Entries taken from a collection:
__________________________________________________

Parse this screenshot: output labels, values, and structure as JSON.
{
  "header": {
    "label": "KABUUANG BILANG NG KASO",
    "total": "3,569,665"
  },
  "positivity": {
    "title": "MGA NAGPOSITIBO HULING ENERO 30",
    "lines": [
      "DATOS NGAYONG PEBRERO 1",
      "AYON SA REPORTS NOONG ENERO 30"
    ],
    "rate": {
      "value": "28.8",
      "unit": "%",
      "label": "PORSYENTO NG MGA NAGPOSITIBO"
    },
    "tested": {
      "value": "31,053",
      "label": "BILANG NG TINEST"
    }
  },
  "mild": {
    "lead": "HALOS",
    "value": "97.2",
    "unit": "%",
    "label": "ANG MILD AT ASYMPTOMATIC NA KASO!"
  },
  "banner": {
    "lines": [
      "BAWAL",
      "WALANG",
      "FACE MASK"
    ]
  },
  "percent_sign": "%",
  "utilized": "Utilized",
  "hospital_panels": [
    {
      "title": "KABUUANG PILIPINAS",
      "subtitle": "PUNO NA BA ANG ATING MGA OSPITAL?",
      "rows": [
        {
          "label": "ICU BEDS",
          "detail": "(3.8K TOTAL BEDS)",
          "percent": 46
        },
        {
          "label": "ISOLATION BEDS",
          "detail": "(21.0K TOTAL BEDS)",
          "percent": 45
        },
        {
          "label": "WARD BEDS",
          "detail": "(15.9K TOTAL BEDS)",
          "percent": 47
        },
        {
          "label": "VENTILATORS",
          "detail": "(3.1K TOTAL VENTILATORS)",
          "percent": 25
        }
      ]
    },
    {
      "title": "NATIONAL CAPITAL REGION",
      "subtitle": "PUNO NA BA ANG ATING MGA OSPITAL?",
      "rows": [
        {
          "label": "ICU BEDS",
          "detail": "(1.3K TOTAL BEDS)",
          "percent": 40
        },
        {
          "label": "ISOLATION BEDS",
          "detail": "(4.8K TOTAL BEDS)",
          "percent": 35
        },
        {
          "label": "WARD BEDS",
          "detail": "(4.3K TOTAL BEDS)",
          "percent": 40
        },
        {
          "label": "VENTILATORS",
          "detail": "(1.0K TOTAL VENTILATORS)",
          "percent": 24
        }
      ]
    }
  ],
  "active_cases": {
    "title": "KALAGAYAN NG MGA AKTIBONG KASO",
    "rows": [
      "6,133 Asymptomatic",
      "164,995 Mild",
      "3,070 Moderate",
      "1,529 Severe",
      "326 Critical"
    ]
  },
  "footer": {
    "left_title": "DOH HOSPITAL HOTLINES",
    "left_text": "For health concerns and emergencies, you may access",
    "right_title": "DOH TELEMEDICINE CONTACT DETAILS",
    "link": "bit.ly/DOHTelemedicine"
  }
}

__________________________________________________

◆ **Stated problem**
Restate every entry word for word.

◆ **Reply to the exercise**
Parse this screenshot: output labels, values, and structure as JSON.
{
  "header": {
    "label": "KABUUANG BILANG NG KASO",
    "total": "3,569,665"
  },
  "positivity": {
    "title": "MGA NAGPOSITIBO HULING ENERO 30",
    "lines": [
      "DATOS NGAYONG PEBRERO 1",
      "AYON SA REPORTS NOONG ENERO 30"
    ],
    "rate": {
      "value": "28.8",
      "unit": "%",
      "label": "PORSYENTO NG MGA NAGPOSITIBO"
    },
    "tested": {
      "value": "31,053",
      "label": "BILANG NG TINEST"
    }
  },
  "mild": {
    "lead": "HALOS",
    "value": "97.2",
    "unit": "%",
    "label": "ANG MILD AT ASYMPTOMATIC NA KASO!"
  },
  "banner": {
    "lines": [
      "BAWAL",
      "WALANG",
      "FACE MASK"
    ]
  },
  "percent_sign": "%",
  "utilized": "Utilized",
  "hospital_panels": [
    {
      "title": "KABUUANG PILIPINAS",
      "subtitle": "PUNO NA BA ANG ATING MGA OSPITAL?",
      "rows": [
        {
          "label": "ICU BEDS",
          "detail": "(3.8K TOTAL BEDS)",
          "percent": 46
        },
        {
          "label": "ISOLATION BEDS",
          "detail": "(21.0K TOTAL BEDS)",
          "percent": 45
        },
        {
          "label": "WARD BEDS",
          "detail": "(15.9K TOTAL BEDS)",
          "percent": 47
        },
        {
          "label": "VENTILATORS",
          "detail": "(3.1K TOTAL VENTILATORS)",
          "percent": 25
        }
      ]
    },
    {
      "title": "NATIONAL CAPITAL REGION",
      "subtitle": "PUNO NA BA ANG ATING MGA OSPITAL?",
      "rows": [
        {
          "label": "ICU BEDS",
          "detail": "(1.3K TOTAL BEDS)",
          "percent": 40
        },
        {
          "label": "ISOLATION BEDS",
          "detail": "(4.8K TOTAL BEDS)",
          "percent": 35
        },
        {
          "label": "WARD BEDS",
          "detail": "(4.3K TOTAL BEDS)",
          "percent": 40
        },
        {
          "label": "VENTILATORS",
          "detail": "(1.0K TOTAL VENTILATORS)",
          "percent": 24
        }
      ]
    }
  ],
  "active_cases": {
    "title": "KALAGAYAN NG MGA AKTIBONG KASO",
    "rows": [
      "6,133 Asymptomatic",
      "164,995 Mild",
      "3,070 Moderate",
      "1,529 Severe",
      "326 Critical"
    ]
  },
  "footer": {
    "left_title": "DOH HOSPITAL HOTLINES",
    "left_text": "For health concerns and emergencies, you may access",
    "right_title": "DOH TELEMEDICINE CONTACT DETAILS",
    "link": "bit.ly/DOHTelemedicine"
  }
}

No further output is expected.